Look through the material below. Copy every line with the string "location" in it.

►

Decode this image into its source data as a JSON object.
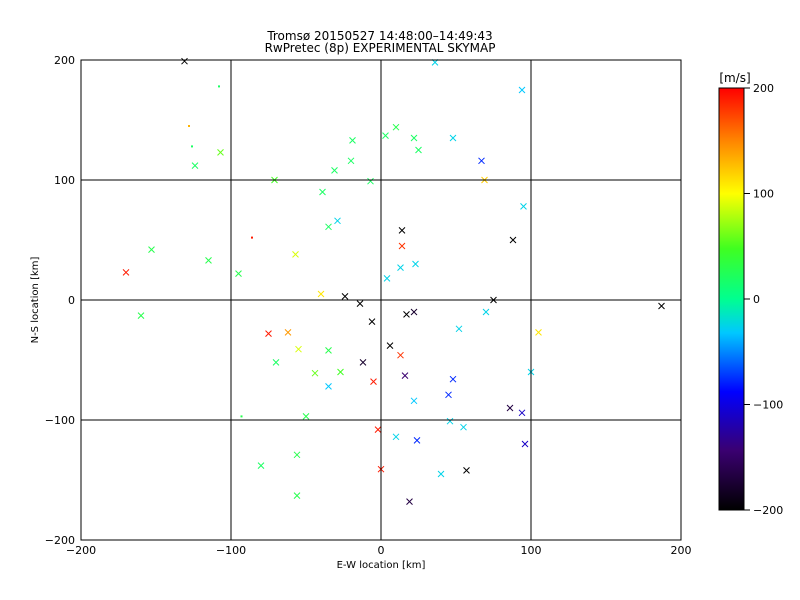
{
  "chart_data": {
    "type": "scatter",
    "title": "Tromsø 20150527 14:48:00–14:49:43",
    "subtitle": "RwPretec (8p) EXPERIMENTAL SKYMAP",
    "xlabel": "E-W location [km]",
    "ylabel": "N-S location [km]",
    "xlim": [
      -200,
      200
    ],
    "ylim": [
      -200,
      200
    ],
    "xticks": [
      -200,
      -100,
      0,
      100,
      200
    ],
    "yticks": [
      -200,
      -100,
      0,
      100,
      200
    ],
    "grid": true,
    "colorbar": {
      "label": "[m/s]",
      "range": [
        -200,
        200
      ],
      "ticks": [
        200,
        100,
        0,
        -100,
        -200
      ],
      "colormap": "rainbow (black-purple-blue-cyan-green-yellow-red)"
    },
    "markers": [
      "dot",
      "x"
    ],
    "points": [
      {
        "x": -170,
        "y": 23,
        "v": 190,
        "m": "x"
      },
      {
        "x": -153,
        "y": 42,
        "v": 30,
        "m": "x"
      },
      {
        "x": -160,
        "y": -13,
        "v": 30,
        "m": "x"
      },
      {
        "x": -131,
        "y": 199,
        "v": -200,
        "m": "x"
      },
      {
        "x": -128,
        "y": 145,
        "v": 130,
        "m": "dot"
      },
      {
        "x": -124,
        "y": 112,
        "v": 20,
        "m": "x"
      },
      {
        "x": -126,
        "y": 128,
        "v": 20,
        "m": "dot"
      },
      {
        "x": -107,
        "y": 123,
        "v": 60,
        "m": "x"
      },
      {
        "x": -108,
        "y": 178,
        "v": 20,
        "m": "dot"
      },
      {
        "x": -95,
        "y": 22,
        "v": 30,
        "m": "x"
      },
      {
        "x": -86,
        "y": 52,
        "v": 190,
        "m": "dot"
      },
      {
        "x": -93,
        "y": -97,
        "v": 30,
        "m": "dot"
      },
      {
        "x": -75,
        "y": -28,
        "v": 190,
        "m": "x"
      },
      {
        "x": -70,
        "y": -52,
        "v": 20,
        "m": "x"
      },
      {
        "x": -62,
        "y": -27,
        "v": 140,
        "m": "x"
      },
      {
        "x": -55,
        "y": -41,
        "v": 90,
        "m": "x"
      },
      {
        "x": -44,
        "y": -61,
        "v": 60,
        "m": "x"
      },
      {
        "x": -50,
        "y": -97,
        "v": 30,
        "m": "x"
      },
      {
        "x": -56,
        "y": -129,
        "v": 30,
        "m": "x"
      },
      {
        "x": -56,
        "y": -163,
        "v": 30,
        "m": "x"
      },
      {
        "x": -80,
        "y": -138,
        "v": 20,
        "m": "x"
      },
      {
        "x": -71,
        "y": 100,
        "v": 50,
        "m": "x"
      },
      {
        "x": -57,
        "y": 38,
        "v": 90,
        "m": "x"
      },
      {
        "x": -39,
        "y": 90,
        "v": 20,
        "m": "x"
      },
      {
        "x": -31,
        "y": 108,
        "v": 20,
        "m": "x"
      },
      {
        "x": -20,
        "y": 116,
        "v": 20,
        "m": "x"
      },
      {
        "x": -19,
        "y": 133,
        "v": 20,
        "m": "x"
      },
      {
        "x": -7,
        "y": 99,
        "v": 20,
        "m": "x"
      },
      {
        "x": 3,
        "y": 137,
        "v": 20,
        "m": "x"
      },
      {
        "x": 10,
        "y": 144,
        "v": 30,
        "m": "x"
      },
      {
        "x": 22,
        "y": 135,
        "v": 20,
        "m": "x"
      },
      {
        "x": 25,
        "y": 125,
        "v": 20,
        "m": "x"
      },
      {
        "x": 36,
        "y": 198,
        "v": -40,
        "m": "x"
      },
      {
        "x": 48,
        "y": 135,
        "v": -40,
        "m": "x"
      },
      {
        "x": 67,
        "y": 116,
        "v": -90,
        "m": "x"
      },
      {
        "x": 69,
        "y": 100,
        "v": 120,
        "m": "x"
      },
      {
        "x": 94,
        "y": 175,
        "v": -50,
        "m": "x"
      },
      {
        "x": 95,
        "y": 78,
        "v": -40,
        "m": "x"
      },
      {
        "x": 88,
        "y": 50,
        "v": -200,
        "m": "x"
      },
      {
        "x": 14,
        "y": 58,
        "v": -200,
        "m": "x"
      },
      {
        "x": 14,
        "y": 45,
        "v": 180,
        "m": "x"
      },
      {
        "x": -14,
        "y": -3,
        "v": -200,
        "m": "x"
      },
      {
        "x": -24,
        "y": 3,
        "v": -200,
        "m": "x"
      },
      {
        "x": -6,
        "y": -18,
        "v": -200,
        "m": "x"
      },
      {
        "x": 6,
        "y": -38,
        "v": -200,
        "m": "x"
      },
      {
        "x": 17,
        "y": -12,
        "v": -200,
        "m": "x"
      },
      {
        "x": 22,
        "y": -10,
        "v": -180,
        "m": "x"
      },
      {
        "x": 13,
        "y": -46,
        "v": 180,
        "m": "x"
      },
      {
        "x": -12,
        "y": -52,
        "v": -180,
        "m": "x"
      },
      {
        "x": -5,
        "y": -68,
        "v": 190,
        "m": "x"
      },
      {
        "x": 16,
        "y": -63,
        "v": -150,
        "m": "x"
      },
      {
        "x": 22,
        "y": -84,
        "v": -50,
        "m": "x"
      },
      {
        "x": 45,
        "y": -79,
        "v": -90,
        "m": "x"
      },
      {
        "x": 48,
        "y": -66,
        "v": -90,
        "m": "x"
      },
      {
        "x": 46,
        "y": -101,
        "v": -40,
        "m": "x"
      },
      {
        "x": 55,
        "y": -106,
        "v": -40,
        "m": "x"
      },
      {
        "x": 10,
        "y": -114,
        "v": -40,
        "m": "x"
      },
      {
        "x": -2,
        "y": -108,
        "v": 190,
        "m": "x"
      },
      {
        "x": 0,
        "y": -141,
        "v": 190,
        "m": "x"
      },
      {
        "x": 24,
        "y": -117,
        "v": -90,
        "m": "x"
      },
      {
        "x": 40,
        "y": -145,
        "v": -40,
        "m": "x"
      },
      {
        "x": 57,
        "y": -142,
        "v": -200,
        "m": "x"
      },
      {
        "x": 19,
        "y": -168,
        "v": -170,
        "m": "x"
      },
      {
        "x": 86,
        "y": -90,
        "v": -170,
        "m": "x"
      },
      {
        "x": 94,
        "y": -94,
        "v": -120,
        "m": "x"
      },
      {
        "x": 96,
        "y": -120,
        "v": -120,
        "m": "x"
      },
      {
        "x": 105,
        "y": -27,
        "v": 110,
        "m": "x"
      },
      {
        "x": 75,
        "y": 0,
        "v": -200,
        "m": "x"
      },
      {
        "x": 187,
        "y": -5,
        "v": -200,
        "m": "x"
      },
      {
        "x": -35,
        "y": -72,
        "v": -50,
        "m": "x"
      },
      {
        "x": -35,
        "y": -42,
        "v": 30,
        "m": "x"
      },
      {
        "x": -27,
        "y": -60,
        "v": 50,
        "m": "x"
      },
      {
        "x": 4,
        "y": 18,
        "v": -40,
        "m": "x"
      },
      {
        "x": 13,
        "y": 27,
        "v": -40,
        "m": "x"
      },
      {
        "x": 23,
        "y": 30,
        "v": -40,
        "m": "x"
      },
      {
        "x": 70,
        "y": -10,
        "v": -40,
        "m": "x"
      },
      {
        "x": 52,
        "y": -24,
        "v": -40,
        "m": "x"
      },
      {
        "x": 100,
        "y": -60,
        "v": -40,
        "m": "x"
      },
      {
        "x": -115,
        "y": 33,
        "v": 30,
        "m": "x"
      },
      {
        "x": -35,
        "y": 61,
        "v": 20,
        "m": "x"
      },
      {
        "x": -40,
        "y": 5,
        "v": 110,
        "m": "x"
      },
      {
        "x": -29,
        "y": 66,
        "v": -40,
        "m": "x"
      }
    ]
  }
}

◄

**Answer to the task**
    "xlabel": "E-W location [km]",
    "ylabel": "N-S location [km]",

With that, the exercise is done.